▸ **RECORDS FOR THE TASK**
--- --- ---

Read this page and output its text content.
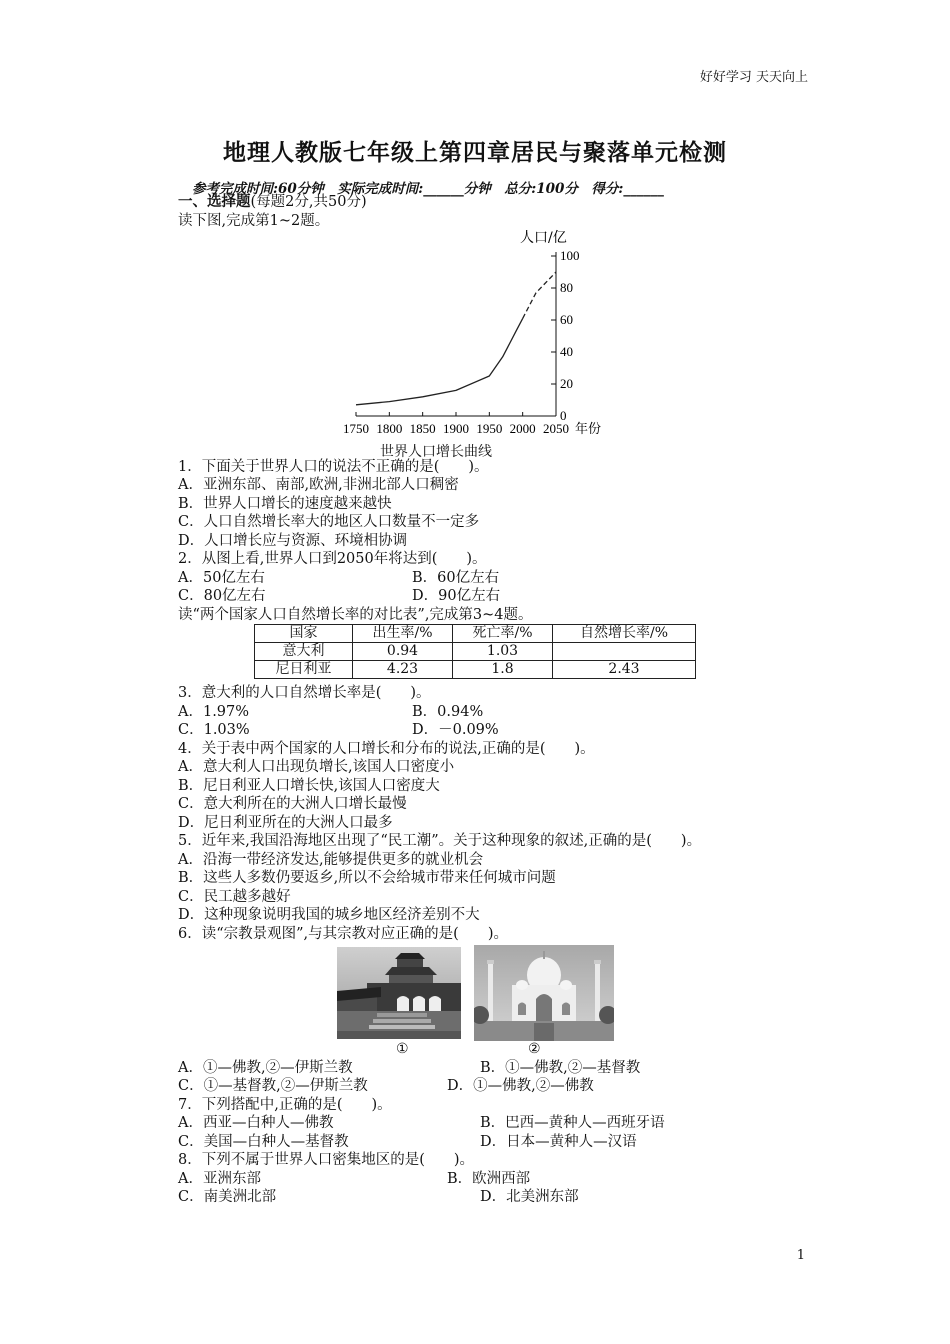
好好学习 天天向上
地理人教版七年级上第四章居民与聚落单元检测
参考完成时间:60分钟　实际完成时间:______分钟　总分:100分　得分:______
一、选择题(每题2分,共50分)
读下图,完成第1~2题。
1750 1800 1850 1900 1950 2000 2050
0
20
40
60
80
100
人口/亿
年份
世界人口增长曲线
1．下面关于世界人口的说法不正确的是(　　)。
A．亚洲东部、南部,欧洲,非洲北部人口稠密
B．世界人口增长的速度越来越快
C．人口自然增长率大的地区人口数量不一定多
D．人口增长应与资源、环境相协调
2．从图上看,世界人口到2050年将达到(　　)。
A．50亿左右	B．60亿左右
C．80亿左右	D．90亿左右
读“两个国家人口自然增长率的对比表”,完成第3~4题。
国家	出生率/%	死亡率/%	自然增长率/%
意大利	0.94	1.03	
尼日利亚	4.23	1.8	2.43
3．意大利的人口自然增长率是(　　)。
A．1.97%	B．0.94%
C．1.03%	D．－0.09%
4．关于表中两个国家的人口增长和分布的说法,正确的是(　　)。
A．意大利人口出现负增长,该国人口密度小
B．尼日利亚人口增长快,该国人口密度大
C．意大利所在的大洲人口增长最慢
D．尼日利亚所在的大洲人口最多
5．近年来,我国沿海地区出现了“民工潮”。关于这种现象的叙述,正确的是(　　)。
A．沿海一带经济发达,能够提供更多的就业机会
B．这些人多数仍要返乡,所以不会给城市带来任何城市问题
C．民工越多越好
D．这种现象说明我国的城乡地区经济差别不大
6．读“宗教景观图”,与其宗教对应正确的是(　　)。
①	②
A．①—佛教,②—伊斯兰教	B．①—佛教,②—基督教
C．①—基督教,②—伊斯兰教	D．①—佛教,②—佛教
7．下列搭配中,正确的是(　　)。
A．西亚—白种人—佛教	B．巴西—黄种人—西班牙语
C．美国—白种人—基督教	D．日本—黄种人—汉语
8．下列不属于世界人口密集地区的是(　　)。
A．亚洲东部	B．欧洲西部
C．南美洲北部	D．北美洲东部
1
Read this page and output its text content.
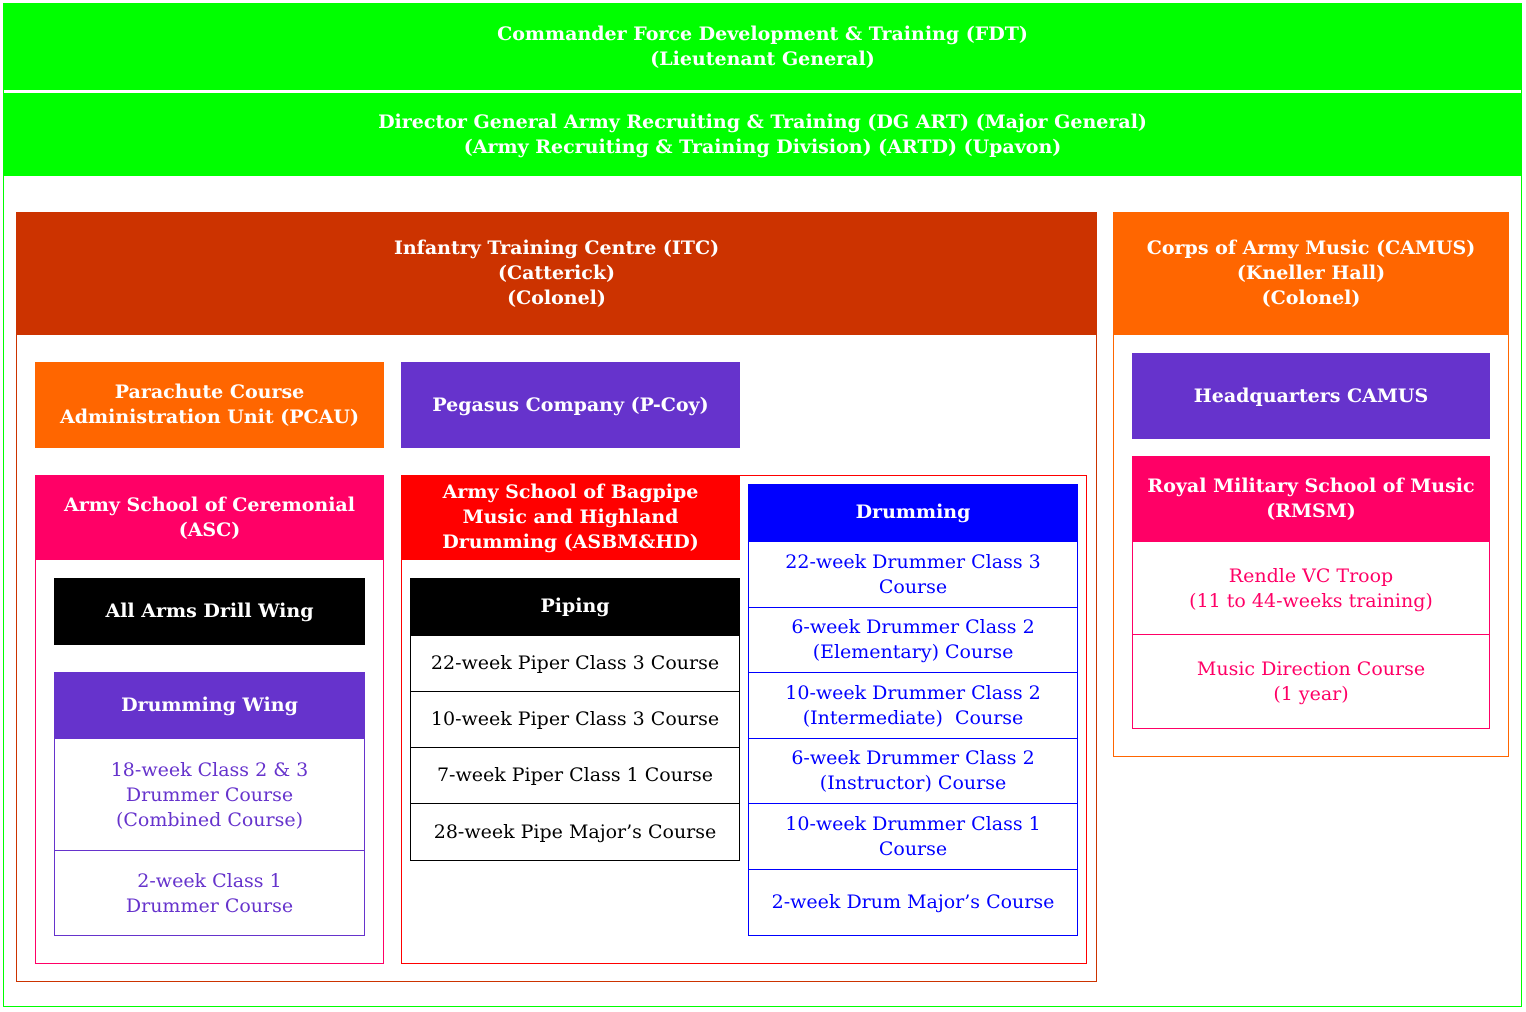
Commander Force Development & Training (FDT)
(Lieutenant General)
Director General Army Recruiting & Training (DG ART) (Major General)
(Army Recruiting & Training Division) (ARTD) (Upavon)
Infantry Training Centre (ITC)
(Catterick)
(Colonel)
Parachute Course
Administration Unit (PCAU)
Pegasus Company (P-Coy)
Army School of Ceremonial
(ASC)
All Arms Drill Wing
Drumming Wing
18-week Class 2 & 3
Drummer Course
(Combined Course)
2-week Class 1
Drummer Course
Army School of Bagpipe
Music and Highland
Drumming (ASBM&HD)
Piping
22-week Piper Class 3 Course
10-week Piper Class 3 Course
7-week Piper Class 1 Course
28-week Pipe Major’s Course
Drumming
22-week Drummer Class 3
Course
6-week Drummer Class 2
(Elementary) Course
10-week Drummer Class 2
(Intermediate)  Course
6-week Drummer Class 2
(Instructor) Course
10-week Drummer Class 1
Course
2-week Drum Major’s Course
Corps of Army Music (CAMUS)
(Kneller Hall)
(Colonel)
Headquarters CAMUS
Royal Military School of Music
(RMSM)
Rendle VC Troop
(11 to 44-weeks training)
Music Direction Course
(1 year)
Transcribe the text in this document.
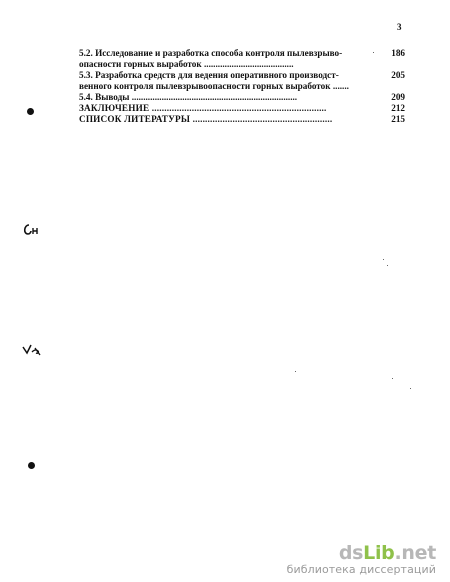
3
5.2. Исследование и разработка способа контроля пылевзрыво-	186
опасности горных выработок .......................................
5.3. Разработка средств для ведения оперативного производст-	205
венного контроля пылевзрывоопасности горных выработок .......
5.4. Выводы ........................................................................	209
ЗАКЛЮЧЕНИЕ ......................................................................	212
СПИСОК ЛИТЕРАТУРЫ ........................................................	215
dsLib.net
библиотека диссертаций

--- --- ---

▸ **PROBLEM**
Find the line containing "Transcribe the text in this document.", then extract it and every line after it to the end of the data above, exactly and nothing else, without pictures.

▸ **EXERCISE RESPONSE**
Transcribe the text in this document.
3
5.2. Исследование и разработка способа контроля пылевзрыво-	186
опасности горных выработок .......................................
5.3. Разработка средств для ведения оперативного производст-	205
венного контроля пылевзрывоопасности горных выработок .......
5.4. Выводы ........................................................................	209
ЗАКЛЮЧЕНИЕ ......................................................................	212
СПИСОК ЛИТЕРАТУРЫ ........................................................	215
dsLib.net
библиотека диссертаций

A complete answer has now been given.